_Given problem:_ Return every line below in which "Edit" appears.

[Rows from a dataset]
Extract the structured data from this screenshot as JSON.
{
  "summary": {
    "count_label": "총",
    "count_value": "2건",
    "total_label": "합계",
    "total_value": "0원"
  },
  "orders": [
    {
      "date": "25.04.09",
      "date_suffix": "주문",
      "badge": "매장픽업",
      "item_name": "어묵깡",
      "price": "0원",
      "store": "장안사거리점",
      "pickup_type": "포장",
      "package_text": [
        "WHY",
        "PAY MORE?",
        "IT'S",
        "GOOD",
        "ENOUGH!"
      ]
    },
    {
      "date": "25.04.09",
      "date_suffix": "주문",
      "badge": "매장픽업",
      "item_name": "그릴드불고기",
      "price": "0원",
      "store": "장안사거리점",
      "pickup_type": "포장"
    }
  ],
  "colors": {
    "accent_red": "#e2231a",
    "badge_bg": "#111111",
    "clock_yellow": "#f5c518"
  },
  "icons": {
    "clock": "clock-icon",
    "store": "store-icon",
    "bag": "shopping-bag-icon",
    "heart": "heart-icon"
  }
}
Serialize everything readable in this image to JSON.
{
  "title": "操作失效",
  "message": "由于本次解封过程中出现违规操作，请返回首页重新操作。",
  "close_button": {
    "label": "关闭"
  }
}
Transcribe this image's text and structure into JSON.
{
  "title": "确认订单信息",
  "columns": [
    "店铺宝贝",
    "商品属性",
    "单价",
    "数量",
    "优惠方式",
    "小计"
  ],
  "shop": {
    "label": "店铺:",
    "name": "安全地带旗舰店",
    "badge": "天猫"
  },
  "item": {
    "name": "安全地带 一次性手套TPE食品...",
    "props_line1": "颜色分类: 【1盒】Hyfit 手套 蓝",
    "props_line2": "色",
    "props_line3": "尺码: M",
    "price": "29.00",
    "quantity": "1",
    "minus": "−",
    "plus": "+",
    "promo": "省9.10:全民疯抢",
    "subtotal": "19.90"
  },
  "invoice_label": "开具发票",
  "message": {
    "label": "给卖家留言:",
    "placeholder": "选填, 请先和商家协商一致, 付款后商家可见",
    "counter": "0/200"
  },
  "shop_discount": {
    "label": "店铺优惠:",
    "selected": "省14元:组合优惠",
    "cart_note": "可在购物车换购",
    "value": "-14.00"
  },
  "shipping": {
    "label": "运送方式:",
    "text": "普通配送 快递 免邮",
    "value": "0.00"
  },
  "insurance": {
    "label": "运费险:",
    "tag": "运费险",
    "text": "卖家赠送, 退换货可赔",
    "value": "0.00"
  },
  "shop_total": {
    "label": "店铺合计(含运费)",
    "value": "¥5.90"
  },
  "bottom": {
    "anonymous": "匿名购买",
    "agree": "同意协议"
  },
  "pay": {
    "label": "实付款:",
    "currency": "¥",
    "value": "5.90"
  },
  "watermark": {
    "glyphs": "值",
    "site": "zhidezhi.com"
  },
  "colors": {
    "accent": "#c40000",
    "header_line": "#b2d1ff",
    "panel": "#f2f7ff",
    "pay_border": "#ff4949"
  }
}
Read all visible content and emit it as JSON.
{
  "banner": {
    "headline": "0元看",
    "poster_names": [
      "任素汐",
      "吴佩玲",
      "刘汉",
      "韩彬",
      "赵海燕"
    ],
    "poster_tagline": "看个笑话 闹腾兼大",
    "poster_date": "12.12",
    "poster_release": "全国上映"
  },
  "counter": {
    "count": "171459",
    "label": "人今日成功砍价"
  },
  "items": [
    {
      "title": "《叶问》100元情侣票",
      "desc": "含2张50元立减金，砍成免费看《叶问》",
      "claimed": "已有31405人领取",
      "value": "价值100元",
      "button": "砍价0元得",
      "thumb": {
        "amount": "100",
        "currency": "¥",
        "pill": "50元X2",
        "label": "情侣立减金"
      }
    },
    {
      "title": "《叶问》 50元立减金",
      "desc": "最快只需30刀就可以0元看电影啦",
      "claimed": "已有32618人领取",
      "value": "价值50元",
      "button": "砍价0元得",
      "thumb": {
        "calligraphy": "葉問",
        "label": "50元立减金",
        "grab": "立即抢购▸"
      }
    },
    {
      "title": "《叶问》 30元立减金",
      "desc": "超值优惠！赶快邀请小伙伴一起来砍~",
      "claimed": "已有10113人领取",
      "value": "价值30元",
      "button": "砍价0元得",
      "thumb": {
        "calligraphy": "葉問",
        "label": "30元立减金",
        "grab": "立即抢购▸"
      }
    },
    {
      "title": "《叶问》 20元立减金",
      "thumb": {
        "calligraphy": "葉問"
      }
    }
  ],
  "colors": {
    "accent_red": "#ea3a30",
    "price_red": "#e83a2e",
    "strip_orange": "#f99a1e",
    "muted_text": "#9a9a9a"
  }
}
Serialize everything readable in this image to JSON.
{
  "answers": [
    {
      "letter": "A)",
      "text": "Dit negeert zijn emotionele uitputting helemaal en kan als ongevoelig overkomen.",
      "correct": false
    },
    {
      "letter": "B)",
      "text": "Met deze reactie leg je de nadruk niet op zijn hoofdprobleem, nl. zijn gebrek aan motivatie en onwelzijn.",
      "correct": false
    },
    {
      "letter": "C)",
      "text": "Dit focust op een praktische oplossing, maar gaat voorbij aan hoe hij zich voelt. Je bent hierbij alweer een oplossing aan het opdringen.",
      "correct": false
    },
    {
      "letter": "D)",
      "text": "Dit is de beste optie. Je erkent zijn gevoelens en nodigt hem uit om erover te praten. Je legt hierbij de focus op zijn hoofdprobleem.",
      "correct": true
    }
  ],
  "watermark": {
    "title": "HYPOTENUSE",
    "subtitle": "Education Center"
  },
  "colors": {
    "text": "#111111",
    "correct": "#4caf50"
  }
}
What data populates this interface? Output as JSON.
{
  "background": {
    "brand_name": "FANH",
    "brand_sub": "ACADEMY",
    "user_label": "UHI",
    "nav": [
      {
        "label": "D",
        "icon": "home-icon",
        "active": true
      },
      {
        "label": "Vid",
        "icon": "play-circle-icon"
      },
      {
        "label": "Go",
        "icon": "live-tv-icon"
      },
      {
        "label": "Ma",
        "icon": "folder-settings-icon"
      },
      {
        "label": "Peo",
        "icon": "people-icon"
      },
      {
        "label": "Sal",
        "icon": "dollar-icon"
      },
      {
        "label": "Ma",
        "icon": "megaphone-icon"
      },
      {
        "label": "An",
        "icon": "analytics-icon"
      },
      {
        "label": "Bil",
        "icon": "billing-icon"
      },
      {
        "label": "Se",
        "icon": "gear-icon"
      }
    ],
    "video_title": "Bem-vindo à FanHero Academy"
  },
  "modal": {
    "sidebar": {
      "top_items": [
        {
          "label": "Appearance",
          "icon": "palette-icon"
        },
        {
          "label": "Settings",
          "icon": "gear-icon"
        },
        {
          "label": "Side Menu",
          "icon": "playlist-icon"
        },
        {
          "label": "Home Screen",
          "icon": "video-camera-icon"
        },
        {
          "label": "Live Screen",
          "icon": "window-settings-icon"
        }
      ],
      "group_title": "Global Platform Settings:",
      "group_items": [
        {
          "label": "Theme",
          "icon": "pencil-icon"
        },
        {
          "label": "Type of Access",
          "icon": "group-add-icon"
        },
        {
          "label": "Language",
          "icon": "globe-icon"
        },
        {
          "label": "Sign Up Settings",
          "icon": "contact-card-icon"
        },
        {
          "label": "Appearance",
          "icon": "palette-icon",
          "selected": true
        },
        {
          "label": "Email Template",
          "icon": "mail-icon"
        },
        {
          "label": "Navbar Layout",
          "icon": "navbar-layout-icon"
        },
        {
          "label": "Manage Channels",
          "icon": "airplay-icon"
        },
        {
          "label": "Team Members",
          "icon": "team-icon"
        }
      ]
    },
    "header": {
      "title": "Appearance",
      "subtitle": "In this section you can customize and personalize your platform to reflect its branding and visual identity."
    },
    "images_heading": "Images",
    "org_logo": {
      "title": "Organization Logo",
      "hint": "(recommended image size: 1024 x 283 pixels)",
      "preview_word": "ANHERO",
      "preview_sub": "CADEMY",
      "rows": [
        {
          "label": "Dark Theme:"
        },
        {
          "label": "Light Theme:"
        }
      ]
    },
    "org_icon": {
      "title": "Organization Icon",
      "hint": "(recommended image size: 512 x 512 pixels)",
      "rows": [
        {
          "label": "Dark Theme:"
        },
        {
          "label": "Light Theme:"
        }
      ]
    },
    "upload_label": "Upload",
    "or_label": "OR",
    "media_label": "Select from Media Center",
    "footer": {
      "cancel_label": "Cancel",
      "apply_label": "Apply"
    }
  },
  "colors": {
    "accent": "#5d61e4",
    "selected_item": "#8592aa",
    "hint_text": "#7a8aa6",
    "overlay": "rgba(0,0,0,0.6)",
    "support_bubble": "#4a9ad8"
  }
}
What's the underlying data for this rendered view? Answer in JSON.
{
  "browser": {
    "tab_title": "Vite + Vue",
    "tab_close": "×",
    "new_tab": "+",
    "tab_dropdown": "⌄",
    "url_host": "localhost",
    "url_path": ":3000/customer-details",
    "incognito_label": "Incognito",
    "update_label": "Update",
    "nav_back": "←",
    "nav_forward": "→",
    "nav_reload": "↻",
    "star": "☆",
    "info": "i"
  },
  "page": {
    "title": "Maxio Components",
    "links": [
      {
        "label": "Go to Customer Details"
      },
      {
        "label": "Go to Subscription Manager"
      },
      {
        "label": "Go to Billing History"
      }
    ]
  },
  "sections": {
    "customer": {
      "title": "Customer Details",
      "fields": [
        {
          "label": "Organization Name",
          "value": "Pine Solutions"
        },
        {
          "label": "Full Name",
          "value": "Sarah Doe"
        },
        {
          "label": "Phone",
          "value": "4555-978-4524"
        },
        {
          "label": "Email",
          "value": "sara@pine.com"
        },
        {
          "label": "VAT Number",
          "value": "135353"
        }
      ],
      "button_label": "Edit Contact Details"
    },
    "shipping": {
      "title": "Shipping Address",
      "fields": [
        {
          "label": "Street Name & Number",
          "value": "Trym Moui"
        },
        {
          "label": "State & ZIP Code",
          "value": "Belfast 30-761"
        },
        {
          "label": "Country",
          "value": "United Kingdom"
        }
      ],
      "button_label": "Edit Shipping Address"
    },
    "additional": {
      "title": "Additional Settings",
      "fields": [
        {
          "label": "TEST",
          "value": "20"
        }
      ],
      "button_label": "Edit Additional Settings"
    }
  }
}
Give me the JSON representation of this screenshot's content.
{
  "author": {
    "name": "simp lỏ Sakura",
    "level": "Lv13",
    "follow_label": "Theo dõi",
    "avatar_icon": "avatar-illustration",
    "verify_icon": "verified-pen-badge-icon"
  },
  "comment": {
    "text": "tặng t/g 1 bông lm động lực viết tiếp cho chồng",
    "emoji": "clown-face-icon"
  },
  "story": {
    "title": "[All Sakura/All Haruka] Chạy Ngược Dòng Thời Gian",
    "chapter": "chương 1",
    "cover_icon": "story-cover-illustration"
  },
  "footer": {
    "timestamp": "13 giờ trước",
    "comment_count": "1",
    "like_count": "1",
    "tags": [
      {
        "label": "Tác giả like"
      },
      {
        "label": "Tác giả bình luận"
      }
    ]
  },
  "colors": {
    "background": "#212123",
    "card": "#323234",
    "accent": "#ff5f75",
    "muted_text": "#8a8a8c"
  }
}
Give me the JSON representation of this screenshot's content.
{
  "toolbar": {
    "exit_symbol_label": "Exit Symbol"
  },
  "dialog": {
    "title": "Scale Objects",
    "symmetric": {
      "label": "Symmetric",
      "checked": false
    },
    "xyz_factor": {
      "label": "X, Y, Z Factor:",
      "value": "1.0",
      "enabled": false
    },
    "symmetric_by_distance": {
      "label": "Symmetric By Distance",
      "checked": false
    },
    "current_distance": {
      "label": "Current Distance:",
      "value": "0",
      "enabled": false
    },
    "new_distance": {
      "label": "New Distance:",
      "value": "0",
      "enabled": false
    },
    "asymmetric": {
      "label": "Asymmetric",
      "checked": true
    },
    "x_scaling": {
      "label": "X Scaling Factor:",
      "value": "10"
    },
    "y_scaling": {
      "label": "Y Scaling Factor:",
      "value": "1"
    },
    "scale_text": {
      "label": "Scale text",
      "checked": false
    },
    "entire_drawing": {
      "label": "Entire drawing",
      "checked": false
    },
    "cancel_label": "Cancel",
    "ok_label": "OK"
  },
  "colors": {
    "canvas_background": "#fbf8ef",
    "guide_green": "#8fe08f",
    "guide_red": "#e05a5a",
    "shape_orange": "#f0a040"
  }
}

_Result for this exercise:_
      "button_label": "Edit Contact Details"
      "button_label": "Edit Shipping Address"
      "button_label": "Edit Additional Settings"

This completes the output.